» The problem: Copy the entries below, changing every "Market Order" to "Limit Order" and leaving everything else the same.

'''

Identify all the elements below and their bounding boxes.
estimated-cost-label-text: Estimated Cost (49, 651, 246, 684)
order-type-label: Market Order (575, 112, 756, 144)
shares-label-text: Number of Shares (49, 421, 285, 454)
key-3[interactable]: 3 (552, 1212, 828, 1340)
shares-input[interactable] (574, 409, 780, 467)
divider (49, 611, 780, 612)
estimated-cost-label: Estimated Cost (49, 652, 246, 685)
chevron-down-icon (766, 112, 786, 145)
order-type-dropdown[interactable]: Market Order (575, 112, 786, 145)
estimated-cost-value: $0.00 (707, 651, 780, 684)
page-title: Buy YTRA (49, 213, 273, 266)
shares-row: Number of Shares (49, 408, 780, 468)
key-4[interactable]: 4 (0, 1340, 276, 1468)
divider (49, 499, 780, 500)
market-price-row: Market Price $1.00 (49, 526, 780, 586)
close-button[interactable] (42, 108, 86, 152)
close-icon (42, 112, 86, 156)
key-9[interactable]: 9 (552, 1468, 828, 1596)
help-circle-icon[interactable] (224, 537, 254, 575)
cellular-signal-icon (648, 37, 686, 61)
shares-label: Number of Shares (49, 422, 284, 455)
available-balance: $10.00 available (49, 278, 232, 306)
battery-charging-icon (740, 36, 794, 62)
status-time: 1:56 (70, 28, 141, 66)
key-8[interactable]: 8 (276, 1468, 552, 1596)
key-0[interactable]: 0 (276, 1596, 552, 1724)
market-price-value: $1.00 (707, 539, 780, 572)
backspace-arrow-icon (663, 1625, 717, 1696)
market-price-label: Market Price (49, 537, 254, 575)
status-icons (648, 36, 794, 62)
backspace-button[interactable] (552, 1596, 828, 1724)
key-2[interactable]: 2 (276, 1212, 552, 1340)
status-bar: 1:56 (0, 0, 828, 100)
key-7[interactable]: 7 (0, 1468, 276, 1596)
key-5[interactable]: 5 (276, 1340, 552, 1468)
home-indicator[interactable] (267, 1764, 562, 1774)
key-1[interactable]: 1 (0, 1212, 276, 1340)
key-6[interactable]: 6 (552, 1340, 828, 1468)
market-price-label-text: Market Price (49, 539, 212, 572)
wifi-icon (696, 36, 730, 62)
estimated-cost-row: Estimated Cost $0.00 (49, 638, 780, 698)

'''

» Task solution:
Identify all the elements below and their bounding boxes.
estimated-cost-label-text: Estimated Cost (49, 651, 246, 684)
order-type-label: Limit Order (575, 112, 756, 144)
shares-label-text: Number of Shares (49, 421, 285, 454)
key-3[interactable]: 3 (552, 1212, 828, 1340)
shares-input[interactable] (574, 409, 780, 467)
divider (49, 611, 780, 612)
estimated-cost-label: Estimated Cost (49, 652, 246, 685)
chevron-down-icon (766, 112, 786, 145)
order-type-dropdown[interactable]: Limit Order (575, 112, 786, 145)
estimated-cost-value: $0.00 (707, 651, 780, 684)
page-title: Buy YTRA (49, 213, 273, 266)
shares-row: Number of Shares (49, 408, 780, 468)
key-4[interactable]: 4 (0, 1340, 276, 1468)
divider (49, 499, 780, 500)
market-price-row: Market Price $1.00 (49, 526, 780, 586)
close-button[interactable] (42, 108, 86, 152)
close-icon (42, 112, 86, 156)
key-9[interactable]: 9 (552, 1468, 828, 1596)
help-circle-icon[interactable] (224, 537, 254, 575)
cellular-signal-icon (648, 37, 686, 61)
shares-label: Number of Shares (49, 422, 284, 455)
available-balance: $10.00 available (49, 278, 232, 306)
battery-charging-icon (740, 36, 794, 62)
status-time: 1:56 (70, 28, 141, 66)
key-8[interactable]: 8 (276, 1468, 552, 1596)
key-0[interactable]: 0 (276, 1596, 552, 1724)
market-price-value: $1.00 (707, 539, 780, 572)
backspace-arrow-icon (663, 1625, 717, 1696)
market-price-label: Market Price (49, 537, 254, 575)
status-icons (648, 36, 794, 62)
backspace-button[interactable] (552, 1596, 828, 1724)
key-2[interactable]: 2 (276, 1212, 552, 1340)
status-bar: 1:56 (0, 0, 828, 100)
key-7[interactable]: 7 (0, 1468, 276, 1596)
key-5[interactable]: 5 (276, 1340, 552, 1468)
home-indicator[interactable] (267, 1764, 562, 1774)
key-1[interactable]: 1 (0, 1212, 276, 1340)
key-6[interactable]: 6 (552, 1340, 828, 1468)
market-price-label-text: Market Price (49, 539, 212, 572)
wifi-icon (696, 36, 730, 62)
estimated-cost-row: Estimated Cost $0.00 (49, 638, 780, 698)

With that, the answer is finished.